TO DO —
Using the records below, please work out how many lines contain "this"; answer with the number alone.

MATERIAL FOR THE TASK —
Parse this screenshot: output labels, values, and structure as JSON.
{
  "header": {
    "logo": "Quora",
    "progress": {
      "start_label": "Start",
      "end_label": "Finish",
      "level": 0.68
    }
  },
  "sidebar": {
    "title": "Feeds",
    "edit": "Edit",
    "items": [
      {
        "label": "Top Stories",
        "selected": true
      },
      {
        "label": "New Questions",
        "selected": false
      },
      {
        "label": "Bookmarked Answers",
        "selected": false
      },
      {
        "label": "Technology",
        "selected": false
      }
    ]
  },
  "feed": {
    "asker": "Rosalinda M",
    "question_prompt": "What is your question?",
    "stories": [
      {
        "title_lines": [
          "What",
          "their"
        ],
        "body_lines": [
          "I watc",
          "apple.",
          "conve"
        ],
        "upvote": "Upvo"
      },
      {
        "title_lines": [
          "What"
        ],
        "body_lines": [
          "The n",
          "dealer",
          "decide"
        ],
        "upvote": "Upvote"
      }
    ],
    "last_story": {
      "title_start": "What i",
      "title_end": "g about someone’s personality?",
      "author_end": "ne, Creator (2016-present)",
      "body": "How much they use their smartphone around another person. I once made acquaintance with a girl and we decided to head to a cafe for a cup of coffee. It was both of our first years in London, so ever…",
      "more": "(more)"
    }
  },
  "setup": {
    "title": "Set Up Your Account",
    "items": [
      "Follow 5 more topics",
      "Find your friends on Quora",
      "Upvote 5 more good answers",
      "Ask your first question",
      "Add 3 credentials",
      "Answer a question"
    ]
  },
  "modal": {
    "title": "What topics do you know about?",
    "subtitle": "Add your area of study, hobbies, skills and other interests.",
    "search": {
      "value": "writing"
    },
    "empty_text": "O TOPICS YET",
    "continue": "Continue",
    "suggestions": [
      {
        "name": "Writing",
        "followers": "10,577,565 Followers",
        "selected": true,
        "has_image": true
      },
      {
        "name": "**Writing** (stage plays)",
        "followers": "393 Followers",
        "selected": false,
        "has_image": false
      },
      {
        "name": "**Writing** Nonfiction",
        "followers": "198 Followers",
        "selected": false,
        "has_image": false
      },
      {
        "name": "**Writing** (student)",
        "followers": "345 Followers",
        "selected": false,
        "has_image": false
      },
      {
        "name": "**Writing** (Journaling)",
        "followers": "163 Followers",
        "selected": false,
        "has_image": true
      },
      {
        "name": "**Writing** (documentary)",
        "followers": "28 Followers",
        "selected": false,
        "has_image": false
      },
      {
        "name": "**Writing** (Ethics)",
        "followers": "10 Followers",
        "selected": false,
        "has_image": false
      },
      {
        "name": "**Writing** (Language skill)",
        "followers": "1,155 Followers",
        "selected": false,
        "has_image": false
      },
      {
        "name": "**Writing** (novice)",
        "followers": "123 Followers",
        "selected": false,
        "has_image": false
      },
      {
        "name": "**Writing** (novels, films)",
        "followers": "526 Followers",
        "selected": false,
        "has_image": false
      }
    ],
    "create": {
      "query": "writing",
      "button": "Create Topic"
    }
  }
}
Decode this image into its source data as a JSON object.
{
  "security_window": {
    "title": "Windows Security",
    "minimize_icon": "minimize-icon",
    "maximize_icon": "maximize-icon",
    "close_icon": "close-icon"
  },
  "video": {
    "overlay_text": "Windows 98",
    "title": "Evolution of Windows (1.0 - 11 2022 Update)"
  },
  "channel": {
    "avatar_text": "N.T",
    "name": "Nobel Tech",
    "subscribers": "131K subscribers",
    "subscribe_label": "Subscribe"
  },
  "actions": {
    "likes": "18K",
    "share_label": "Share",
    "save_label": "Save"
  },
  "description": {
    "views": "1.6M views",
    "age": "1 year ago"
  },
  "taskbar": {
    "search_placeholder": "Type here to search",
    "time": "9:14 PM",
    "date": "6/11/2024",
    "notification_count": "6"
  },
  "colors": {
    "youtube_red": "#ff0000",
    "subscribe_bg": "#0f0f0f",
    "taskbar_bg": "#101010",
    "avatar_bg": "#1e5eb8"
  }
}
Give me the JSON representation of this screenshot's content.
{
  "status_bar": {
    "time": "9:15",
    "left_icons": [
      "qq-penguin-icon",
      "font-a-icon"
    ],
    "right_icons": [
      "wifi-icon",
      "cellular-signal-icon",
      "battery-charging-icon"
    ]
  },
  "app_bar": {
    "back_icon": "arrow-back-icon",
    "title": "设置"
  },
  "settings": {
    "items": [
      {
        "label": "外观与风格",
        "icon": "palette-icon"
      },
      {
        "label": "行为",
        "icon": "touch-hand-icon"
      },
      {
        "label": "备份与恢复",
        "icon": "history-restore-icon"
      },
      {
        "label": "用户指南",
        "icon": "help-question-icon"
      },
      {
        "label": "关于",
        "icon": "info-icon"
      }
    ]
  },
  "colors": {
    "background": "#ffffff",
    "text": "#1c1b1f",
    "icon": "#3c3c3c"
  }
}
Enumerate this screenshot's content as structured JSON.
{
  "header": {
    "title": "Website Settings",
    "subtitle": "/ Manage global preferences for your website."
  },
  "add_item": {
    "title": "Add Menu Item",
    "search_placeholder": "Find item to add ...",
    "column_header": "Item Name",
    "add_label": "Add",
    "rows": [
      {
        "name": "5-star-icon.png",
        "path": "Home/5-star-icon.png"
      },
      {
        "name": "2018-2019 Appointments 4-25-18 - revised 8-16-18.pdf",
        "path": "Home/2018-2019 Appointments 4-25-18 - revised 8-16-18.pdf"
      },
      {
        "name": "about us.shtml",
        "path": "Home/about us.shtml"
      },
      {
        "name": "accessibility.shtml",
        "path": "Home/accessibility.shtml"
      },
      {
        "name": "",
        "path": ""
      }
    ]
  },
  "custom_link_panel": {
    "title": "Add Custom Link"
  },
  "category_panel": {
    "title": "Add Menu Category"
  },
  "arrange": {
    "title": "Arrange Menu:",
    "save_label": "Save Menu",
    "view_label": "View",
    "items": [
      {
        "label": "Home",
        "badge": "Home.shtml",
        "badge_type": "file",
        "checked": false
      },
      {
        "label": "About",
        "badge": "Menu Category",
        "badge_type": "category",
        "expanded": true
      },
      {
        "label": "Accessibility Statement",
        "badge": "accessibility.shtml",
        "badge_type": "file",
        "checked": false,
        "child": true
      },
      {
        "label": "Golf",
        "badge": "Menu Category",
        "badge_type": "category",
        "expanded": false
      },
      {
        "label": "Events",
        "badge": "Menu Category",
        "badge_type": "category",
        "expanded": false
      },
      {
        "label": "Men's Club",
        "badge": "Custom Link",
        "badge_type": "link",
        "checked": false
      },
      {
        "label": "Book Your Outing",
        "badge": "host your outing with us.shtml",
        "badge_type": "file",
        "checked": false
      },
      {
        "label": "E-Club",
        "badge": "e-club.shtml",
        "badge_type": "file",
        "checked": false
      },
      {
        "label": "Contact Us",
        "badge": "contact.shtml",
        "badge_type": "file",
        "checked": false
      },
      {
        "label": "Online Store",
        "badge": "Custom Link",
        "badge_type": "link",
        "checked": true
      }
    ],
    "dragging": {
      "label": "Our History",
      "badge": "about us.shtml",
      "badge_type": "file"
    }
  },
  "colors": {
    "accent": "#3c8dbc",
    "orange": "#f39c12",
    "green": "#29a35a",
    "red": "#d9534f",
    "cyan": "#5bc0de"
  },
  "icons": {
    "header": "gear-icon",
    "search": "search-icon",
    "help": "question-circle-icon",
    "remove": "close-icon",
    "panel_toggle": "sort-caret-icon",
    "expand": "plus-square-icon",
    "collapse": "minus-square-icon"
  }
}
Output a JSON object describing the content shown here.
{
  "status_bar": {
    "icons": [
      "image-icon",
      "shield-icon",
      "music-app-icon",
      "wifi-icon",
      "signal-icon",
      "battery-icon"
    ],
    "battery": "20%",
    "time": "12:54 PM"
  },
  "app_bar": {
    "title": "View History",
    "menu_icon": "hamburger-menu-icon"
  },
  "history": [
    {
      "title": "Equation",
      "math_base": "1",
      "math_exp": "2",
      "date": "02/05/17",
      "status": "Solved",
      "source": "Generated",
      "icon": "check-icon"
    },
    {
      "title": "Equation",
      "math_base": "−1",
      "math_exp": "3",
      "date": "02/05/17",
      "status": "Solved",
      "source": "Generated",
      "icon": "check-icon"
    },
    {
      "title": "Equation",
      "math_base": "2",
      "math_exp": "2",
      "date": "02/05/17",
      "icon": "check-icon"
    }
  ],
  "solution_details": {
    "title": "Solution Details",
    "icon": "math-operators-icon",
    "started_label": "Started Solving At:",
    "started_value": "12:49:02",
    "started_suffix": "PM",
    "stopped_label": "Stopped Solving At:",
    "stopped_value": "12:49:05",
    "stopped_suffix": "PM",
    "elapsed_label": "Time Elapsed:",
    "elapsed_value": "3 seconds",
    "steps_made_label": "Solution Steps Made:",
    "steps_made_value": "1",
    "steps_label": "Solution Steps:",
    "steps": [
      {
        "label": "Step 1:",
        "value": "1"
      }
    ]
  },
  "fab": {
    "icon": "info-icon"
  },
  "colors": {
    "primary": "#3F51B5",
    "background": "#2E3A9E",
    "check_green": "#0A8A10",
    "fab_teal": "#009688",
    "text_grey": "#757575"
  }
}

THE RESULT —
4